**DATA RECORDS:**

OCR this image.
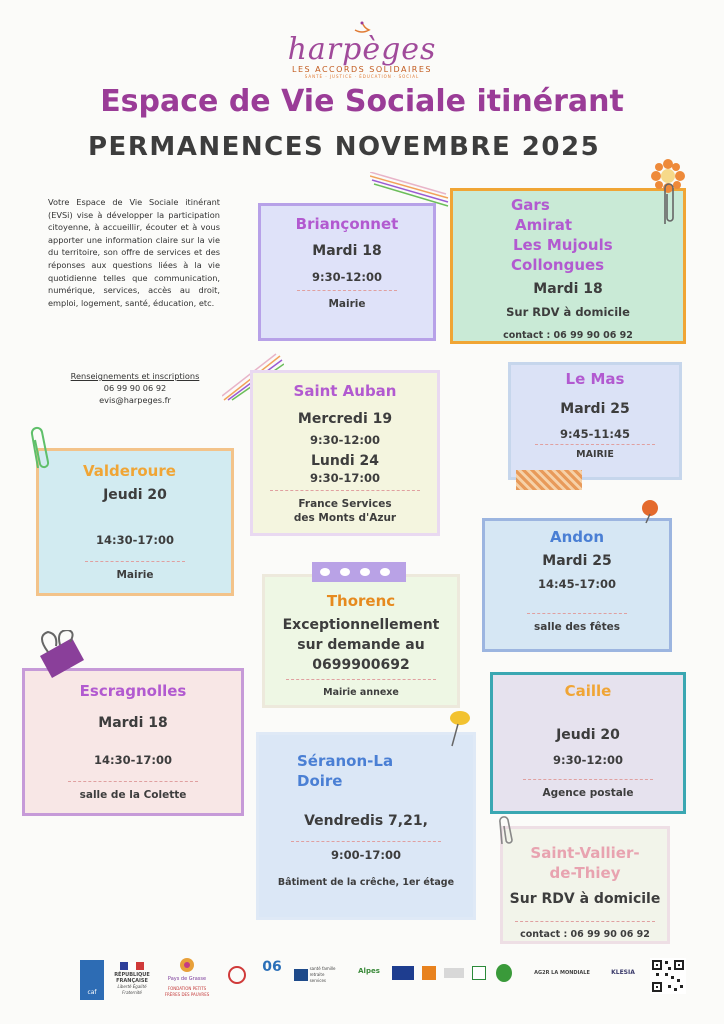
harpèges
LES ACCORDS SOLIDAIRES
SANTÉ · JUSTICE · ÉDUCATION · SOCIAL
Espace de Vie Sociale itinérant
PERMANENCES NOVEMBRE 2025
Votre Espace de Vie Sociale itinérant (EVSi) vise à développer la participation citoyenne, à accueillir, écouter et à vous apporter une information claire sur la vie du territoire, son offre de services et des réponses aux questions liées à la vie quotidienne telles que communication, numérique, services, accès au droit, emploi, logement, santé, éducation, etc.
Renseignements et inscriptions
06 99 90 06 92
evis@harpeges.fr
Briançonnet
Mardi 18
9:30-12:00
Mairie
Gars
Amirat
Les Mujouls
Collongues
Mardi 18
Sur RDV à domicile
contact : 06 99 90 06 92
Saint Auban
Mercredi 19
9:30-12:00
Lundi 24
9:30-17:00
France Services
des Monts d'Azur
Le Mas
Mardi 25
9:45-11:45
MAIRIE
Valderoure
Jeudi 20
14:30-17:00
Mairie
Andon
Mardi 25
14:45-17:00
salle des fêtes
Thorenc
Exceptionnellement
sur demande au
0699900692
Mairie annexe
Escragnolles
Mardi 18
14:30-17:00
salle de la Colette
Caille
Jeudi 20
9:30-12:00
Agence postale
Séranon-La
Doire
Vendredis 7,21,
9:00-17:00
Bâtiment de la crêche, 1er étage
Saint-Vallier-
de-Thiey
Sur RDV à domicile
contact : 06 99 90 06 92
caf
RÉPUBLIQUE FRANÇAISE
Liberté Égalité Fraternité
Pays de Grasse
FONDATION PETITS FRÈRES DES PAUVRES
06	santé famille retraite services
Alpes	AG2R LA MONDIALE	KLESIA
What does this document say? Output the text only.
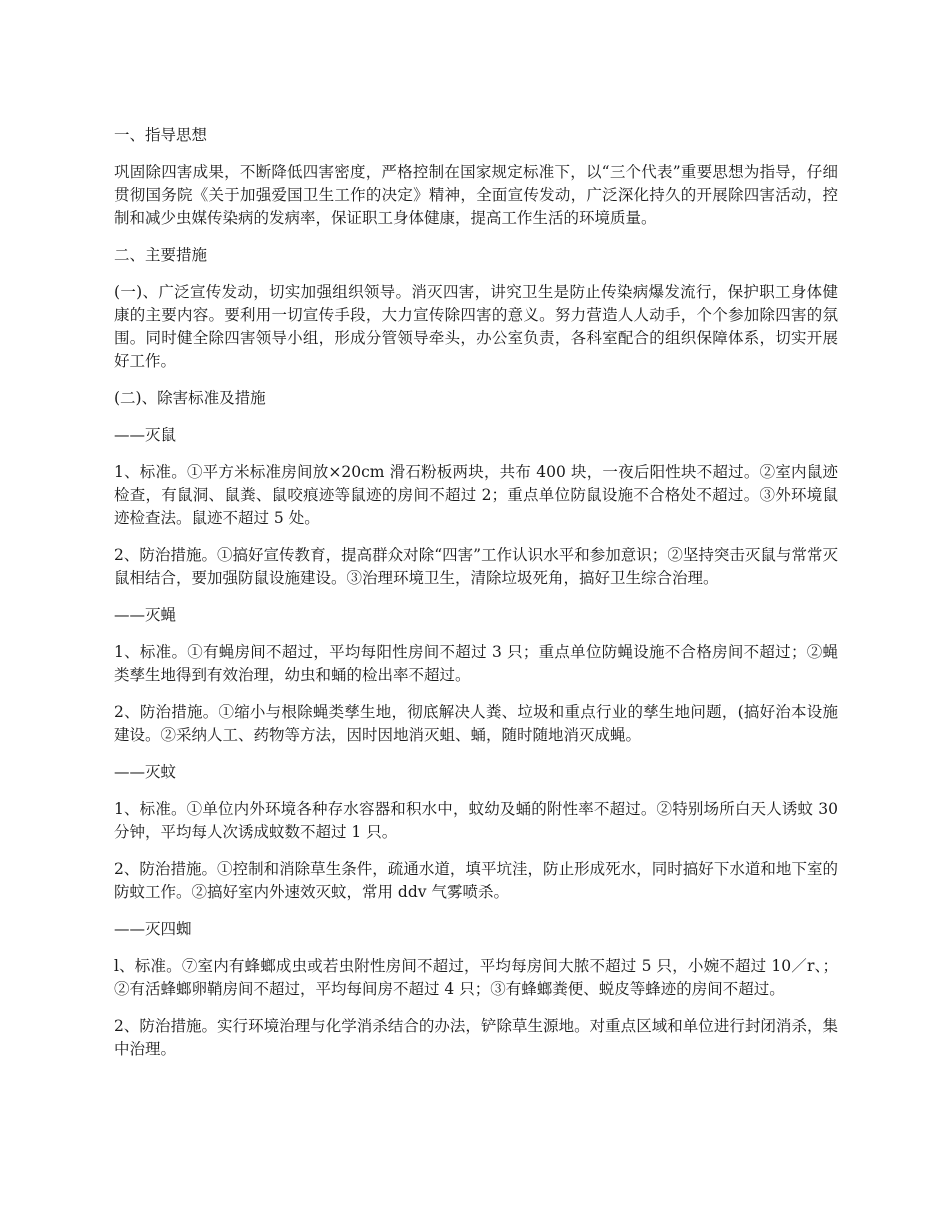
一、指导思想
巩固除四害成果，不断降低四害密度，严格控制在国家规定标准下，以“三个代表”重要思想为指导，仔细贯彻国务院《关于加强爱国卫生工作的决定》精神，全面宣传发动，广泛深化持久的开展除四害活动，控制和减少虫媒传染病的发病率，保证职工身体健康，提高工作生活的环境质量。
二、主要措施
(一)、广泛宣传发动，切实加强组织领导。消灭四害，讲究卫生是防止传染病爆发流行，保护职工身体健康的主要内容。要利用一切宣传手段，大力宣传除四害的意义。努力营造人人动手，个个参加除四害的氛围。同时健全除四害领导小组，形成分管领导牵头，办公室负责，各科室配合的组织保障体系，切实开展好工作。
(二)、除害标准及措施
——灭鼠
1、标准。①平方米标准房间放×20cm 滑石粉板两块，共布 400 块，一夜后阳性块不超过。②室内鼠迹检查，有鼠洞、鼠粪、鼠咬痕迹等鼠迹的房间不超过 2；重点单位防鼠设施不合格处不超过。③外环境鼠迹检查法。鼠迹不超过 5 处。
2、防治措施。①搞好宣传教育，提高群众对除“四害”工作认识水平和参加意识；②坚持突击灭鼠与常常灭鼠相结合，要加强防鼠设施建设。③治理环境卫生，清除垃圾死角，搞好卫生综合治理。
——灭蝇
1、标准。①有蝇房间不超过，平均每阳性房间不超过 3 只；重点单位防蝇设施不合格房间不超过；②蝇类孳生地得到有效治理，幼虫和蛹的检出率不超过。
2、防治措施。①缩小与根除蝇类孳生地，彻底解决人粪、垃圾和重点行业的孳生地问题，(搞好治本设施建设。②采纳人工、药物等方法，因时因地消灭蛆、蛹，随时随地消灭成蝇。
——灭蚊
1、标准。①单位内外环境各种存水容器和积水中，蚊幼及蛹的附性率不超过。②特别场所白天人诱蚊 30 分钟，平均每人次诱成蚊数不超过 1 只。
2、防治措施。①控制和消除草生条件，疏通水道，填平坑洼，防止形成死水，同时搞好下水道和地下室的防蚊工作。②搞好室内外速效灭蚊，常用 ddv 气雾喷杀。
——灭四蜘
l、标准。⑦室内有蜂螂成虫或若虫附性房间不超过，平均每房间大脓不超过 5 只，小婉不超过 10／r、；②有活蜂螂卵鞘房间不超过，平均每间房不超过 4 只；③有蜂螂粪便、蜕皮等蜂迹的房间不超过。
2、防治措施。实行环境治理与化学消杀结合的办法，铲除草生源地。对重点区域和单位进行封闭消杀，集中治理。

**WHAT IS BEING ASKED:** Reproduce every record above exactly, omitting the pictures.

**OUTPUT FOR THIS EXERCISE:**
OCR this image.
harpèges
LES ACCORDS SOLIDAIRES
SANTÉ · JUSTICE · ÉDUCATION · SOCIAL
Espace de Vie Sociale itinérant
PERMANENCES NOVEMBRE 2025
Votre Espace de Vie Sociale itinérant (EVSi) vise à développer la participation citoyenne, à accueillir, écouter et à vous apporter une information claire sur la vie du territoire, son offre de services et des réponses aux questions liées à la vie quotidienne telles que communication, numérique, services, accès au droit, emploi, logement, santé, éducation, etc.
Renseignements et inscriptions
06 99 90 06 92
evis@harpeges.fr
Briançonnet
Mardi 18
9:30-12:00
Mairie
Gars
Amirat
Les Mujouls
Collongues
Mardi 18
Sur RDV à domicile
contact : 06 99 90 06 92
Saint Auban
Mercredi 19
9:30-12:00
Lundi 24
9:30-17:00
France Services
des Monts d'Azur
Le Mas
Mardi 25
9:45-11:45
MAIRIE
Valderoure
Jeudi 20
14:30-17:00
Mairie
Andon
Mardi 25
14:45-17:00
salle des fêtes
Thorenc
Exceptionnellement
sur demande au
0699900692
Mairie annexe
Escragnolles
Mardi 18
14:30-17:00
salle de la Colette
Caille
Jeudi 20
9:30-12:00
Agence postale
Séranon-La
Doire
Vendredis 7,21,
9:00-17:00
Bâtiment de la crêche, 1er étage
Saint-Vallier-
de-Thiey
Sur RDV à domicile
contact : 06 99 90 06 92
caf
RÉPUBLIQUE FRANÇAISE
Liberté Égalité Fraternité
Pays de Grasse
FONDATION PETITS FRÈRES DES PAUVRES
06	santé famille retraite services
Alpes	AG2R LA MONDIALE	KLESIA
What does this document say? Output the text only.
一、指导思想
巩固除四害成果，不断降低四害密度，严格控制在国家规定标准下，以“三个代表”重要思想为指导，仔细贯彻国务院《关于加强爱国卫生工作的决定》精神，全面宣传发动，广泛深化持久的开展除四害活动，控制和减少虫媒传染病的发病率，保证职工身体健康，提高工作生活的环境质量。
二、主要措施
(一)、广泛宣传发动，切实加强组织领导。消灭四害，讲究卫生是防止传染病爆发流行，保护职工身体健康的主要内容。要利用一切宣传手段，大力宣传除四害的意义。努力营造人人动手，个个参加除四害的氛围。同时健全除四害领导小组，形成分管领导牵头，办公室负责，各科室配合的组织保障体系，切实开展好工作。
(二)、除害标准及措施
——灭鼠
1、标准。①平方米标准房间放×20cm 滑石粉板两块，共布 400 块，一夜后阳性块不超过。②室内鼠迹检查，有鼠洞、鼠粪、鼠咬痕迹等鼠迹的房间不超过 2；重点单位防鼠设施不合格处不超过。③外环境鼠迹检查法。鼠迹不超过 5 处。
2、防治措施。①搞好宣传教育，提高群众对除“四害”工作认识水平和参加意识；②坚持突击灭鼠与常常灭鼠相结合，要加强防鼠设施建设。③治理环境卫生，清除垃圾死角，搞好卫生综合治理。
——灭蝇
1、标准。①有蝇房间不超过，平均每阳性房间不超过 3 只；重点单位防蝇设施不合格房间不超过；②蝇类孳生地得到有效治理，幼虫和蛹的检出率不超过。
2、防治措施。①缩小与根除蝇类孳生地，彻底解决人粪、垃圾和重点行业的孳生地问题，(搞好治本设施建设。②采纳人工、药物等方法，因时因地消灭蛆、蛹，随时随地消灭成蝇。
——灭蚊
1、标准。①单位内外环境各种存水容器和积水中，蚊幼及蛹的附性率不超过。②特别场所白天人诱蚊 30 分钟，平均每人次诱成蚊数不超过 1 只。
2、防治措施。①控制和消除草生条件，疏通水道，填平坑洼，防止形成死水，同时搞好下水道和地下室的防蚊工作。②搞好室内外速效灭蚊，常用 ddv 气雾喷杀。
——灭四蜘
l、标准。⑦室内有蜂螂成虫或若虫附性房间不超过，平均每房间大脓不超过 5 只，小婉不超过 10／r、；②有活蜂螂卵鞘房间不超过，平均每间房不超过 4 只；③有蜂螂粪便、蜕皮等蜂迹的房间不超过。
2、防治措施。实行环境治理与化学消杀结合的办法，铲除草生源地。对重点区域和单位进行封闭消杀，集中治理。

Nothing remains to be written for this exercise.